§ What to produce:
Reproduce every row below word for word, leaving out the pictures.

**** Supplied data ****

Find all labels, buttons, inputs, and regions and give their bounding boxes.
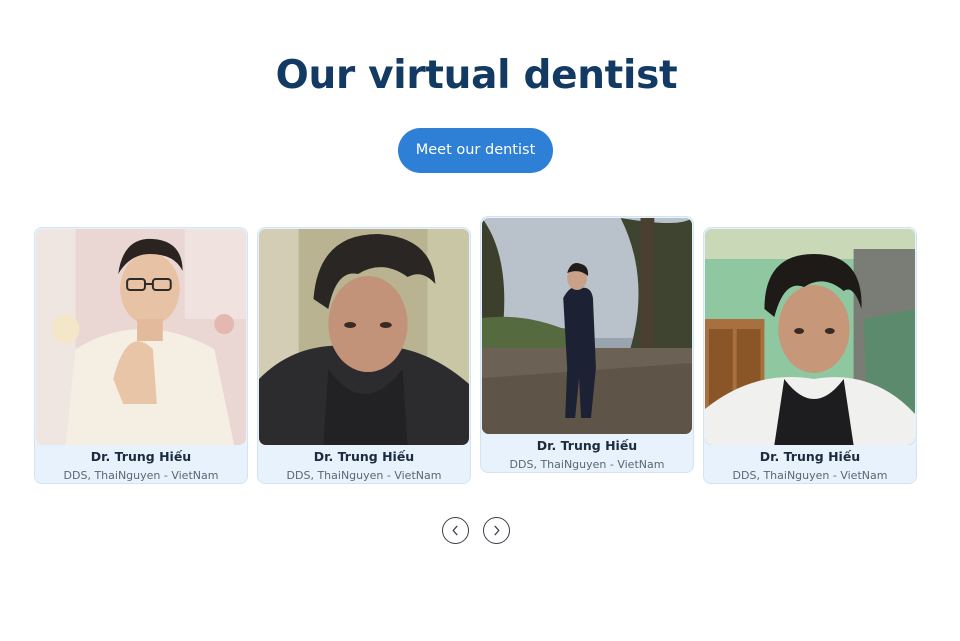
dentist-card[interactable]: Dr. Trung Hiếu DDS, ThaiNguyen - VietNam [703, 227, 917, 484]
dentist-card[interactable]: Dr. Trung Hiếu DDS, ThaiNguyen - VietNam [480, 216, 694, 473]
dentist-credentials: DDS, ThaiNguyen - VietNam [286, 469, 442, 482]
dentist-card[interactable]: Dr. Trung Hiếu DDS, ThaiNguyen - VietNam [34, 227, 248, 484]
chevron-right-icon [494, 525, 500, 536]
dentist-card[interactable]: Dr. Trung Hiếu DDS, ThaiNguyen - VietNam [257, 227, 471, 484]
dentist-name: Dr. Trung Hiếu [90, 449, 192, 464]
dentist-name: Dr. Trung Hiếu [313, 449, 415, 464]
dentist-credentials: DDS, ThaiNguyen - VietNam [732, 469, 888, 482]
dentist-credentials: DDS, ThaiNguyen - VietNam [509, 458, 665, 471]
meet-dentist-button[interactable]: Meet our dentist [398, 128, 553, 173]
dentist-credentials: DDS, ThaiNguyen - VietNam [63, 469, 219, 482]
dentist-photo [482, 218, 692, 434]
carousel-next-button[interactable] [483, 517, 510, 544]
chevron-left-icon [452, 525, 458, 536]
section-title: Our virtual dentist [275, 53, 678, 98]
dentist-name: Dr. Trung Hiếu [536, 438, 638, 453]
dentist-photo [705, 229, 915, 445]
dentist-photo [36, 229, 246, 445]
dentist-section: Our virtual dentist Meet our dentist Dr.… [0, 0, 960, 641]
dentist-name: Dr. Trung Hiếu [759, 449, 861, 464]
carousel-prev-button[interactable] [442, 517, 469, 544]
dentist-photo [259, 229, 469, 445]
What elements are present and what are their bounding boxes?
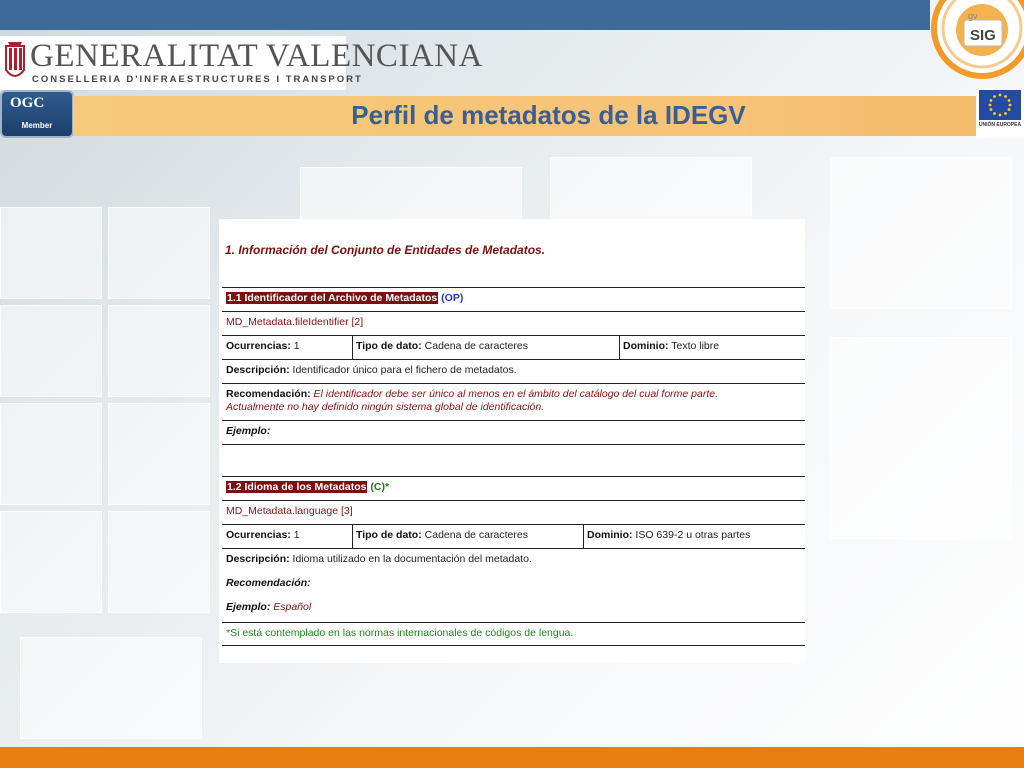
recomendacion-row: Recomendación: El identificador debe ser… [222,384,805,421]
tipo-label: Tipo de dato: [356,340,422,352]
eu-flag-icon [979,90,1021,120]
section-title-row: 1.1 Identificador del Archivo de Metadat… [222,288,805,312]
descripcion-value: Idioma utilizado en la documentación del… [292,553,532,565]
details-block: Descripción: Idioma utilizado en la docu… [222,549,805,646]
slide-title: Perfil de metadatos de la IDEGV [351,100,746,130]
ocurrencias-value: 1 [293,340,300,352]
descripcion-value: Identificador único para el fichero de m… [292,364,517,376]
gvsig-logo: gv SIG [930,0,1024,88]
eu-logo: UNIÓN EUROPEA [976,88,1024,138]
descripcion-label: Descripción: [226,553,290,565]
doc-heading: 1. Información del Conjunto de Entidades… [225,243,546,257]
metadata-path: MD_Metadata.language [3] [226,505,353,517]
metadata-path: MD_Metadata.fileIdentifier [2] [226,316,364,328]
properties-row: Ocurrencias: 1 Tipo de dato: Cadena de c… [222,525,805,549]
conselleria-subtitle: CONSELLERIA D'INFRAESTRUCTURES I TRANSPO… [32,74,363,85]
section-title-row: 1.2 Idioma de los Metadatos (C)* [222,477,805,501]
dominio-value: ISO 639-2 u otras partes [635,529,751,541]
ejemplo-value: Español [273,601,312,613]
tipo-value: Cadena de caracteres [424,529,528,541]
slide-title-band: Perfil de metadatos de la IDEGV [73,96,1024,136]
ocurrencias-label: Ocurrencias: [226,340,291,352]
ogc-label: OGC [10,95,45,111]
gvsig-top-text: gv [968,11,978,21]
recomendacion-label: Recomendación: [226,577,311,589]
metadata-document: 1. Información del Conjunto de Entidades… [219,219,805,663]
descripcion-label: Descripción: [226,364,290,376]
ejemplo-row: Ejemplo: [222,421,805,445]
recomendacion-value: El identificador debe ser único al menos… [313,388,719,400]
dominio-label: Dominio: [623,340,669,352]
bottom-color-bar [0,747,1024,768]
generalitat-logo: GENERALITAT VALENCIANA CONSELLERIA D'INF… [0,36,482,90]
gvsig-main-text: SIG [970,27,996,44]
tipo-label: Tipo de dato: [356,529,422,541]
section-title: 1.2 Idioma de los Metadatos [226,481,368,493]
recomendacion-value-2: Actualmente no hay definido ningún siste… [226,401,545,413]
dominio-label: Dominio: [587,529,633,541]
dominio-value: Texto libre [671,340,720,352]
generalitat-title: GENERALITAT VALENCIANA [30,38,483,74]
section-tag: (C)* [370,481,390,493]
ogc-member-label: Member [21,121,53,130]
recomendacion-label: Recomendación: [226,388,311,400]
descripcion-row: Descripción: Identificador único para el… [222,360,805,384]
ejemplo-label: Ejemplo: [226,425,271,437]
eu-label: UNIÓN EUROPEA [978,122,1022,128]
ogc-member-badge: OGC Member [0,90,74,138]
section-tag: (OP) [441,292,464,304]
top-color-bar [0,0,930,30]
nota-footnote: *Si está contemplado en las normas inter… [222,622,805,646]
path-row: MD_Metadata.fileIdentifier [2] [222,312,805,336]
ocurrencias-label: Ocurrencias: [226,529,291,541]
section-title: 1.1 Identificador del Archivo de Metadat… [226,292,439,304]
ejemplo-label: Ejemplo: [226,601,271,613]
section-1-2: 1.2 Idioma de los Metadatos (C)* MD_Meta… [222,476,805,647]
shield-icon [5,42,25,77]
tipo-value: Cadena de caracteres [424,340,528,352]
section-1-1: 1.1 Identificador del Archivo de Metadat… [222,287,805,445]
properties-row: Ocurrencias: 1 Tipo de dato: Cadena de c… [222,336,805,360]
path-row: MD_Metadata.language [3] [222,501,805,525]
ocurrencias-value: 1 [293,529,300,541]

****

§ Final result:
Find all labels, buttons, inputs, and regions and give their bounding boxes.
dentist-card[interactable]: Dr. Trung Hiếu DDS, ThaiNguyen - VietNam [703, 227, 917, 484]
dentist-card[interactable]: Dr. Trung Hiếu DDS, ThaiNguyen - VietNam [480, 216, 694, 473]
dentist-credentials: DDS, ThaiNguyen - VietNam [286, 469, 442, 482]
dentist-card[interactable]: Dr. Trung Hiếu DDS, ThaiNguyen - VietNam [34, 227, 248, 484]
chevron-right-icon [494, 525, 500, 536]
dentist-card[interactable]: Dr. Trung Hiếu DDS, ThaiNguyen - VietNam [257, 227, 471, 484]
dentist-name: Dr. Trung Hiếu [90, 449, 192, 464]
dentist-name: Dr. Trung Hiếu [313, 449, 415, 464]
dentist-credentials: DDS, ThaiNguyen - VietNam [732, 469, 888, 482]
dentist-credentials: DDS, ThaiNguyen - VietNam [509, 458, 665, 471]
meet-dentist-button[interactable]: Meet our dentist [398, 128, 553, 173]
dentist-credentials: DDS, ThaiNguyen - VietNam [63, 469, 219, 482]
dentist-photo [482, 218, 692, 434]
carousel-next-button[interactable] [483, 517, 510, 544]
chevron-left-icon [452, 525, 458, 536]
section-title: Our virtual dentist [275, 53, 678, 98]
dentist-name: Dr. Trung Hiếu [536, 438, 638, 453]
dentist-photo [705, 229, 915, 445]
dentist-photo [36, 229, 246, 445]
dentist-section: Our virtual dentist Meet our dentist Dr.… [0, 0, 960, 641]
dentist-name: Dr. Trung Hiếu [759, 449, 861, 464]
carousel-prev-button[interactable] [442, 517, 469, 544]
dentist-photo [259, 229, 469, 445]
What elements are present and what are their bounding boxes?
recomendacion-row: Recomendación: El identificador debe ser… [222,384,805,421]
tipo-label: Tipo de dato: [356,340,422,352]
eu-flag-icon [979,90,1021,120]
section-title-row: 1.1 Identificador del Archivo de Metadat… [222,288,805,312]
descripcion-value: Idioma utilizado en la documentación del… [292,553,532,565]
details-block: Descripción: Idioma utilizado en la docu… [222,549,805,646]
slide-title: Perfil de metadatos de la IDEGV [351,100,746,130]
ocurrencias-value: 1 [293,340,300,352]
descripcion-value: Identificador único para el fichero de m… [292,364,517,376]
gvsig-logo: gv SIG [930,0,1024,88]
eu-logo: UNIÓN EUROPEA [976,88,1024,138]
descripcion-label: Descripción: [226,553,290,565]
doc-heading: 1. Información del Conjunto de Entidades… [225,243,546,257]
metadata-path: MD_Metadata.language [3] [226,505,353,517]
metadata-path: MD_Metadata.fileIdentifier [2] [226,316,364,328]
properties-row: Ocurrencias: 1 Tipo de dato: Cadena de c… [222,525,805,549]
conselleria-subtitle: CONSELLERIA D'INFRAESTRUCTURES I TRANSPO… [32,74,363,85]
section-title-row: 1.2 Idioma de los Metadatos (C)* [222,477,805,501]
dominio-value: ISO 639-2 u otras partes [635,529,751,541]
ejemplo-value: Español [273,601,312,613]
tipo-value: Cadena de caracteres [424,529,528,541]
slide-title-band: Perfil de metadatos de la IDEGV [73,96,1024,136]
ocurrencias-label: Ocurrencias: [226,340,291,352]
ogc-label: OGC [10,95,45,111]
gvsig-top-text: gv [968,11,978,21]
recomendacion-label: Recomendación: [226,577,311,589]
metadata-document: 1. Información del Conjunto de Entidades… [219,219,805,663]
descripcion-label: Descripción: [226,364,290,376]
ejemplo-row: Ejemplo: [222,421,805,445]
recomendacion-value: El identificador debe ser único al menos… [313,388,719,400]
dominio-label: Dominio: [623,340,669,352]
bottom-color-bar [0,747,1024,768]
generalitat-logo: GENERALITAT VALENCIANA CONSELLERIA D'INF… [0,36,482,90]
gvsig-main-text: SIG [970,27,996,44]
tipo-label: Tipo de dato: [356,529,422,541]
section-title: 1.2 Idioma de los Metadatos [226,481,368,493]
recomendacion-value-2: Actualmente no hay definido ningún siste… [226,401,545,413]
dominio-label: Dominio: [587,529,633,541]
dominio-value: Texto libre [671,340,720,352]
generalitat-title: GENERALITAT VALENCIANA [30,38,483,74]
section-tag: (C)* [370,481,390,493]
ogc-member-label: Member [21,121,53,130]
recomendacion-label: Recomendación: [226,388,311,400]
descripcion-row: Descripción: Identificador único para el… [222,360,805,384]
ejemplo-label: Ejemplo: [226,425,271,437]
eu-label: UNIÓN EUROPEA [978,122,1022,128]
ogc-member-badge: OGC Member [0,90,74,138]
section-tag: (OP) [441,292,464,304]
top-color-bar [0,0,930,30]
nota-footnote: *Si está contemplado en las normas inter… [222,622,805,646]
path-row: MD_Metadata.fileIdentifier [2] [222,312,805,336]
ocurrencias-label: Ocurrencias: [226,529,291,541]
section-title: 1.1 Identificador del Archivo de Metadat… [226,292,439,304]
ejemplo-label: Ejemplo: [226,601,271,613]
section-1-2: 1.2 Idioma de los Metadatos (C)* MD_Meta… [222,476,805,647]
shield-icon [5,42,25,77]
tipo-value: Cadena de caracteres [424,340,528,352]
section-1-1: 1.1 Identificador del Archivo de Metadat… [222,287,805,445]
properties-row: Ocurrencias: 1 Tipo de dato: Cadena de c… [222,336,805,360]
path-row: MD_Metadata.language [3] [222,501,805,525]
ocurrencias-value: 1 [293,529,300,541]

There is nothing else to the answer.